_Task brief_: Find every line in the items that contains the word "hướng", and copy each of those lines. Case counts.

_Listing_:

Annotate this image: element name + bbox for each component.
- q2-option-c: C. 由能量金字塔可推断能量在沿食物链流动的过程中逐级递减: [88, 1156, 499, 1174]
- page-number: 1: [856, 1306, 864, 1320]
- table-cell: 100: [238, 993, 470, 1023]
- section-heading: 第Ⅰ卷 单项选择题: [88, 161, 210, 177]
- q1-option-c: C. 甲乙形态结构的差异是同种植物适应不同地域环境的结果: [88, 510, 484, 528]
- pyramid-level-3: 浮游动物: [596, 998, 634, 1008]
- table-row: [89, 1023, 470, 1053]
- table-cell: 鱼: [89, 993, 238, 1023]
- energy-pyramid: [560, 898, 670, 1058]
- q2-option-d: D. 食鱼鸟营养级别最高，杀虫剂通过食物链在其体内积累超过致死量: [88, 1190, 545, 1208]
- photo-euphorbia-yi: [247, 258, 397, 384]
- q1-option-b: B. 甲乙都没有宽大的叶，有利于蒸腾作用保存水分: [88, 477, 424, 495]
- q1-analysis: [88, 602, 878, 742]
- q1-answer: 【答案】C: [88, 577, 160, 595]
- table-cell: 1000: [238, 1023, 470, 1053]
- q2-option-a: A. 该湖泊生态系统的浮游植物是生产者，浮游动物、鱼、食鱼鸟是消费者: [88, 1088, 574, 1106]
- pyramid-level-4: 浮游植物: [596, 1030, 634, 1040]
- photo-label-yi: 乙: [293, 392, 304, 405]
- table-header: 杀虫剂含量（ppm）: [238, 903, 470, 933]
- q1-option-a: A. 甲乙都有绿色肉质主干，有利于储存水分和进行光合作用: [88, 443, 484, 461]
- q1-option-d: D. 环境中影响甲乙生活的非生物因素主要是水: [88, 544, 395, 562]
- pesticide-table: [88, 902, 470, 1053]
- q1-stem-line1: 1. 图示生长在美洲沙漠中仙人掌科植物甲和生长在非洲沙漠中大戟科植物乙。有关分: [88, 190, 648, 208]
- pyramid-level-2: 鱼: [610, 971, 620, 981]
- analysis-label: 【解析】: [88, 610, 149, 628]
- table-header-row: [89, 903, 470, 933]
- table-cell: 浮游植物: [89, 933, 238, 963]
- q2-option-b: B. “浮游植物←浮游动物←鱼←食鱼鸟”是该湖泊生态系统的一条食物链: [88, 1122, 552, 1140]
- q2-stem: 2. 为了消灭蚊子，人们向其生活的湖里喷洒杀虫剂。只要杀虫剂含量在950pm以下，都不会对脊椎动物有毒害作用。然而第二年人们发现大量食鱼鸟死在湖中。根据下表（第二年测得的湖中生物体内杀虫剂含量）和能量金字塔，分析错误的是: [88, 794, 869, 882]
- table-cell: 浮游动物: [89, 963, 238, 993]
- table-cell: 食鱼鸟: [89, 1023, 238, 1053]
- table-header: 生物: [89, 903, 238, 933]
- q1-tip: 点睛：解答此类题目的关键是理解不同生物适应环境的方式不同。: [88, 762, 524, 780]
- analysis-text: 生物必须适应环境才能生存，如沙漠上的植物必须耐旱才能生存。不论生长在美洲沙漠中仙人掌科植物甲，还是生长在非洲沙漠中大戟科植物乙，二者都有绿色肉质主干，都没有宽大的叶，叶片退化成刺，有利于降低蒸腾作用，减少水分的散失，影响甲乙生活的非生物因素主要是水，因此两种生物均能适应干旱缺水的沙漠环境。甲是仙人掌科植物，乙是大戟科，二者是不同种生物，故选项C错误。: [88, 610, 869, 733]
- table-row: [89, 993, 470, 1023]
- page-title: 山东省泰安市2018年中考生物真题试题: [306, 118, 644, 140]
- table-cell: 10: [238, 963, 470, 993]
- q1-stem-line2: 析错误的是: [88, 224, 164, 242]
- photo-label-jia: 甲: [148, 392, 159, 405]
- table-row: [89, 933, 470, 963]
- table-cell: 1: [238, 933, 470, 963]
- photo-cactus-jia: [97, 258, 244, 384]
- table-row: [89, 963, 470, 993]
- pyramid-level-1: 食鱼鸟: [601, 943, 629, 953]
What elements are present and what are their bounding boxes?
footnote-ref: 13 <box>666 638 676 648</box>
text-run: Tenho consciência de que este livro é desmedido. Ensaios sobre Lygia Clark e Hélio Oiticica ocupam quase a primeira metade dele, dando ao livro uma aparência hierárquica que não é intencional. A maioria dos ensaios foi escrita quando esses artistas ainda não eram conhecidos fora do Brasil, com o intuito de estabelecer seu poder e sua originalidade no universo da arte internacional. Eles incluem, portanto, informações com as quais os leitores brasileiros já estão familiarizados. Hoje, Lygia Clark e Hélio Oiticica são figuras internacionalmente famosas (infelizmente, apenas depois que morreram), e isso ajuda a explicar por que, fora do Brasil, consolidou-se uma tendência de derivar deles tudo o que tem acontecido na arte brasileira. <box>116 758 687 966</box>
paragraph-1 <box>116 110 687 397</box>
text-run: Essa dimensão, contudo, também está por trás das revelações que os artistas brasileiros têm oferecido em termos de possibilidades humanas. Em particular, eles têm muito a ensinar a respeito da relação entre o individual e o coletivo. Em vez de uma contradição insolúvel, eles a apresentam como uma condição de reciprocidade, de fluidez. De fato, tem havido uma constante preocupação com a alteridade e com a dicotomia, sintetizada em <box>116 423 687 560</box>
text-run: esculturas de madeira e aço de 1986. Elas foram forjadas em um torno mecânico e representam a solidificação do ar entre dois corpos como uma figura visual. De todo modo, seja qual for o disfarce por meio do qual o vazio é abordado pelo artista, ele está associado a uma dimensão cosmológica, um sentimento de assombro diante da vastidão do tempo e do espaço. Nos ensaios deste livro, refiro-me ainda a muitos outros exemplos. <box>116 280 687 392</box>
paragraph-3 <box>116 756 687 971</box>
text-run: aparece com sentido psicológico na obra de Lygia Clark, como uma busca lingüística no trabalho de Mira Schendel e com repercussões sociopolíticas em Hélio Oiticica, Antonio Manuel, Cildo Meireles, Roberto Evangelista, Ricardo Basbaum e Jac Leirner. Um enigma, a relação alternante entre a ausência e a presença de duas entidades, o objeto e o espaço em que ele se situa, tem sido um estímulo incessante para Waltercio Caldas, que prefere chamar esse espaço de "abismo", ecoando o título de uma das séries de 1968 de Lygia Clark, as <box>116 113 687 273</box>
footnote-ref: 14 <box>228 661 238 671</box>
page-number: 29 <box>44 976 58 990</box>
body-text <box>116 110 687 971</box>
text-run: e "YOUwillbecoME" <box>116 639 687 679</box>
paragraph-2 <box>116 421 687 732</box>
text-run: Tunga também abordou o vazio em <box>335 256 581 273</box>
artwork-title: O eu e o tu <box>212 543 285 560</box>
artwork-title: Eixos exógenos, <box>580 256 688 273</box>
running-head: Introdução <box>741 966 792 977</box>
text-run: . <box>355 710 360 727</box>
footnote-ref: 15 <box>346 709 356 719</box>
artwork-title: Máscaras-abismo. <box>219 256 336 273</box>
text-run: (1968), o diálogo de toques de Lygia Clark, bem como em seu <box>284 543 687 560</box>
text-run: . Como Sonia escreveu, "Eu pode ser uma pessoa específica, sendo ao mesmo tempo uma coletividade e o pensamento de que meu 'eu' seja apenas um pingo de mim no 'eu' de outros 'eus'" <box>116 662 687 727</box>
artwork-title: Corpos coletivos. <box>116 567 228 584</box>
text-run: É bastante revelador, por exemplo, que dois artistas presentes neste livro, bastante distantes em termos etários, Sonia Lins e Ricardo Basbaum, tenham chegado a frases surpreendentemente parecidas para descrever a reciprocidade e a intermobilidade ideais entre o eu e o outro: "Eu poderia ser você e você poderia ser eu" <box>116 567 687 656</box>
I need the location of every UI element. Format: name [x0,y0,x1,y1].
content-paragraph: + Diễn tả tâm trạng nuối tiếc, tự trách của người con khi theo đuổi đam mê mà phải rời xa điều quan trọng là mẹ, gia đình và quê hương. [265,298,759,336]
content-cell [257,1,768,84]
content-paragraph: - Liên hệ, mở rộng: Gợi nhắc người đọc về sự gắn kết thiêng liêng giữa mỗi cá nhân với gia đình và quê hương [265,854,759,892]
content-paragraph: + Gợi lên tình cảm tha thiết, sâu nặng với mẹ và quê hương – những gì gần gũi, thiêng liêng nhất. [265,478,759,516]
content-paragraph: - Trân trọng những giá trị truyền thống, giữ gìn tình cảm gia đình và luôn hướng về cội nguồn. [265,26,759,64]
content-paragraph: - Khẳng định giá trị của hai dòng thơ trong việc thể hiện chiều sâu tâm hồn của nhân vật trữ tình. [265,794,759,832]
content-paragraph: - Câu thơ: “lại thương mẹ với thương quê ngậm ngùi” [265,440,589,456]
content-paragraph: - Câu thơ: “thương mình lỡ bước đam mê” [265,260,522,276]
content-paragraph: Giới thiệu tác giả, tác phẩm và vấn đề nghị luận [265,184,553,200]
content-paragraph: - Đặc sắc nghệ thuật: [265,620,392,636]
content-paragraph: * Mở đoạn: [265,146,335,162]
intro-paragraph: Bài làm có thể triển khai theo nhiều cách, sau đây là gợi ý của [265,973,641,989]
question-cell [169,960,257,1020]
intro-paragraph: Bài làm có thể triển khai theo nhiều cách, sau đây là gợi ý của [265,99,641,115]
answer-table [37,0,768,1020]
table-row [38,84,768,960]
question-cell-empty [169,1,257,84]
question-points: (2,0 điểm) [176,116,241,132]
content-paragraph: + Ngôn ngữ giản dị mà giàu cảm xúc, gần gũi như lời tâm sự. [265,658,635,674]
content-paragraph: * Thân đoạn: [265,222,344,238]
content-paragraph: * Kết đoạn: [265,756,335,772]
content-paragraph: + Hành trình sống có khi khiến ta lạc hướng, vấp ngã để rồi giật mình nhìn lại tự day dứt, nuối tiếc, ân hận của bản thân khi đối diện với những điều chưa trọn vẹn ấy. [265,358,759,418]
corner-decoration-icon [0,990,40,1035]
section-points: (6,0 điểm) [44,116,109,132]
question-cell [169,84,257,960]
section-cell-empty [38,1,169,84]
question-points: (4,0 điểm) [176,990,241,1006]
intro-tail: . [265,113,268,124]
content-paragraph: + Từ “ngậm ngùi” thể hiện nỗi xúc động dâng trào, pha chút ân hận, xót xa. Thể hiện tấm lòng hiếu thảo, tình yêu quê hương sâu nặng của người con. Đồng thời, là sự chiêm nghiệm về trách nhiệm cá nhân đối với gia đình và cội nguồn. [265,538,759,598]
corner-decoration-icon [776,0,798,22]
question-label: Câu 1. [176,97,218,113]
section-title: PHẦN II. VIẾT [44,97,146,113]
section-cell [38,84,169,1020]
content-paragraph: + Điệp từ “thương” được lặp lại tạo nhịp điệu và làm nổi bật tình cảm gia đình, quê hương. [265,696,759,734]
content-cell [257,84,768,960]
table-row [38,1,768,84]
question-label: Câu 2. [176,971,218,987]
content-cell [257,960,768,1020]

_In response_:
content-paragraph: - Trân trọng những giá trị truyền thống, giữ gìn tình cảm gia đình và luôn hướng về cội nguồn. [265,26,759,64]
content-paragraph: + Hành trình sống có khi khiến ta lạc hướng, vấp ngã để rồi giật mình nhìn lại tự day dứt, nuối tiếc, ân hận của bản thân khi đối diện với những điều chưa trọn vẹn ấy. [265,358,759,418]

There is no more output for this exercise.